Format the stretch from the start of the material through the line containing "account-actions-button[interactable]: Account Actions" as a numbered list, leaving out any blank lines.
*** Available data ***
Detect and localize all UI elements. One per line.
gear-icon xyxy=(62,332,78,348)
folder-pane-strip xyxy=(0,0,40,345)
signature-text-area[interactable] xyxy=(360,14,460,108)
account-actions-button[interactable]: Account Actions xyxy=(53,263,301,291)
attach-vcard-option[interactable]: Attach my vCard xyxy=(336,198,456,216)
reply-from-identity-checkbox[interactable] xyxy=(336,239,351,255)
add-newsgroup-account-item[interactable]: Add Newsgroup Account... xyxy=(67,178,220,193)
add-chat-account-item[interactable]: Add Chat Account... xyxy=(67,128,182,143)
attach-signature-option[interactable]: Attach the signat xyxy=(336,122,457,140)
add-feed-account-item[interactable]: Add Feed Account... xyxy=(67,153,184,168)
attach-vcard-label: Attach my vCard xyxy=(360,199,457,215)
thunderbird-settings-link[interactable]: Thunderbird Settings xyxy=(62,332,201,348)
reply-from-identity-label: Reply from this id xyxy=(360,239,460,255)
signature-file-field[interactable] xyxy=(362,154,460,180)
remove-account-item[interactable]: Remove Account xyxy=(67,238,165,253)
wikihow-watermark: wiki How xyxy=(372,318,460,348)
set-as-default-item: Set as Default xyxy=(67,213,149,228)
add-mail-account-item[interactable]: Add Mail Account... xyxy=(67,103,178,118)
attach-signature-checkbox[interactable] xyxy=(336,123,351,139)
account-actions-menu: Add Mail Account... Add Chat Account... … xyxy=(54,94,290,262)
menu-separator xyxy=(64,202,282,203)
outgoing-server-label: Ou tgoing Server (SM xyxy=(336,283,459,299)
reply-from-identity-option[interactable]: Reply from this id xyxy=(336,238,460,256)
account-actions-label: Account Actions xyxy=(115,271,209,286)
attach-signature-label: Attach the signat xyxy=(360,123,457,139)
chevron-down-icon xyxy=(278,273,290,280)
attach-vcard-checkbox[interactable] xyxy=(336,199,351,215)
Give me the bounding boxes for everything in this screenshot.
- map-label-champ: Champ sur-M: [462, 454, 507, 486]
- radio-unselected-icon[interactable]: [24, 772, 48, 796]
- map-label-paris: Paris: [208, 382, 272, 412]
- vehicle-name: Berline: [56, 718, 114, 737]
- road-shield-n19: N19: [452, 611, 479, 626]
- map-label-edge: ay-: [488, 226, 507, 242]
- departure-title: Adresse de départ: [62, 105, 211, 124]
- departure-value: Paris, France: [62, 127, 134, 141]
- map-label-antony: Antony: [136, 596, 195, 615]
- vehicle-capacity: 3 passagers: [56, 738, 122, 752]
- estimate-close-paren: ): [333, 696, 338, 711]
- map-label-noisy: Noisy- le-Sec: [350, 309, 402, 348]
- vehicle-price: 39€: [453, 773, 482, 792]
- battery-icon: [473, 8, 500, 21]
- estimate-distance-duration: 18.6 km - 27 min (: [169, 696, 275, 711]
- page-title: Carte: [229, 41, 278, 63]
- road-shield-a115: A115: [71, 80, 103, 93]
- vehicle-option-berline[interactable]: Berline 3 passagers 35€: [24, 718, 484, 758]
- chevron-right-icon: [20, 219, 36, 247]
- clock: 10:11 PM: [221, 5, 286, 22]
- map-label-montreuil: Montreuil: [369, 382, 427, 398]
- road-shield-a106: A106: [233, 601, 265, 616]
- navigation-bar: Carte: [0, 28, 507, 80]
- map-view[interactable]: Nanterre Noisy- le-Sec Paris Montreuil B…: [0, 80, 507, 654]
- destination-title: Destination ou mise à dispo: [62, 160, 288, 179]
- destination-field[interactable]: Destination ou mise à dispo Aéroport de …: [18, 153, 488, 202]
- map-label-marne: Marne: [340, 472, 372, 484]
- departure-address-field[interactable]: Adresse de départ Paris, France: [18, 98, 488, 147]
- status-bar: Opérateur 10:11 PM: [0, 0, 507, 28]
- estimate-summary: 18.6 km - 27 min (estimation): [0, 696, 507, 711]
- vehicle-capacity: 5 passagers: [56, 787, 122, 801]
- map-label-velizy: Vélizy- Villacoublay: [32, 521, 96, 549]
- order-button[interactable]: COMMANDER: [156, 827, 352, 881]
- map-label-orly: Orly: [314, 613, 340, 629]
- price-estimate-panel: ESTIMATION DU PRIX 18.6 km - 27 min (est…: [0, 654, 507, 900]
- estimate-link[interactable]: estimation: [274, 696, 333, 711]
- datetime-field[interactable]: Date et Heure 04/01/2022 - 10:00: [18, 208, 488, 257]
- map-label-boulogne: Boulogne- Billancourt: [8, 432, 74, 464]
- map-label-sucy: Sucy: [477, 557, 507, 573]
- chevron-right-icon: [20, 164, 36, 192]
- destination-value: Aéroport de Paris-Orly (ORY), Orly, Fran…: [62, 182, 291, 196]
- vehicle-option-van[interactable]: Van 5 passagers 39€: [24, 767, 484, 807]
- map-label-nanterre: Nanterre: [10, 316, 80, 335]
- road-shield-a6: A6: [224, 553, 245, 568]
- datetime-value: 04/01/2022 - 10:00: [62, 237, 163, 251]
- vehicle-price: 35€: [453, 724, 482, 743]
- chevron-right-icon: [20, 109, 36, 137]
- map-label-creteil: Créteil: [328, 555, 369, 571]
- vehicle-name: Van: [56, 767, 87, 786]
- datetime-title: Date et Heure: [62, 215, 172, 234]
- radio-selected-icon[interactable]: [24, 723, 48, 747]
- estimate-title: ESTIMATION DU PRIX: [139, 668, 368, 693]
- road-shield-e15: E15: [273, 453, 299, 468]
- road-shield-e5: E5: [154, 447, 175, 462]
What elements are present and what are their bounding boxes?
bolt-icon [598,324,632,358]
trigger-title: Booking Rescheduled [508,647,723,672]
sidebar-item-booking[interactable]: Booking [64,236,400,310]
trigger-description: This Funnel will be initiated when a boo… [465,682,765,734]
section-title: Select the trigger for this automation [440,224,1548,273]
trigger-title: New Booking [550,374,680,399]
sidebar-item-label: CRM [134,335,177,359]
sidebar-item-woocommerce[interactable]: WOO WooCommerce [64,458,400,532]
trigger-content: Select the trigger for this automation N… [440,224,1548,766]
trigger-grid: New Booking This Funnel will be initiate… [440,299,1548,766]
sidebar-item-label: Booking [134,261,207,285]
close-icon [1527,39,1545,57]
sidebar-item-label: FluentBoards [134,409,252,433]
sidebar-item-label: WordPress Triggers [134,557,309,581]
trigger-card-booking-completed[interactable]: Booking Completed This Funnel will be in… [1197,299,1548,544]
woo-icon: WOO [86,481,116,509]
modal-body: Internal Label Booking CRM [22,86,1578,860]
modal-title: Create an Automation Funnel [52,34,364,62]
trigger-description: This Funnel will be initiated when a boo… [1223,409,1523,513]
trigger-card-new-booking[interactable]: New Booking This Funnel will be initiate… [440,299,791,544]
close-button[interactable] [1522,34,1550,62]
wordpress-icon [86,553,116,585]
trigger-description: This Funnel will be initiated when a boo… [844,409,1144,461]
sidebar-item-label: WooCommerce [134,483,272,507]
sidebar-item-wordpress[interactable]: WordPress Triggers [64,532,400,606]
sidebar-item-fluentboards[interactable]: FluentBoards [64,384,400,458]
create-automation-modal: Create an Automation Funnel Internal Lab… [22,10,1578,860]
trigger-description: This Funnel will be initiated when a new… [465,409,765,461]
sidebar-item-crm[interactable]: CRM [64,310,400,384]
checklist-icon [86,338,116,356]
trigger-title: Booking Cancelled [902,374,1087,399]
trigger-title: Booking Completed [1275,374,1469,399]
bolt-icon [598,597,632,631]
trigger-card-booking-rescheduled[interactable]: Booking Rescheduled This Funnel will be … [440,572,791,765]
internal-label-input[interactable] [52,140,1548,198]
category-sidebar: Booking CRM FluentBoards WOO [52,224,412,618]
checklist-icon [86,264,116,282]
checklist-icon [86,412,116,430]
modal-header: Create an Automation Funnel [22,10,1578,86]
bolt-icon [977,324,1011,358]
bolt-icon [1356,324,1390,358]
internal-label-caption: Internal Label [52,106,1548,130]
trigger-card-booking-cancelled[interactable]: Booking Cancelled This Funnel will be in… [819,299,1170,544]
***
Completed task:
1. Detect and localize all UI elements. One per line.
2. gear-icon xyxy=(62,332,78,348)
3. folder-pane-strip xyxy=(0,0,40,345)
4. signature-text-area[interactable] xyxy=(360,14,460,108)
5. account-actions-button[interactable]: Account Actions xyxy=(53,263,301,291)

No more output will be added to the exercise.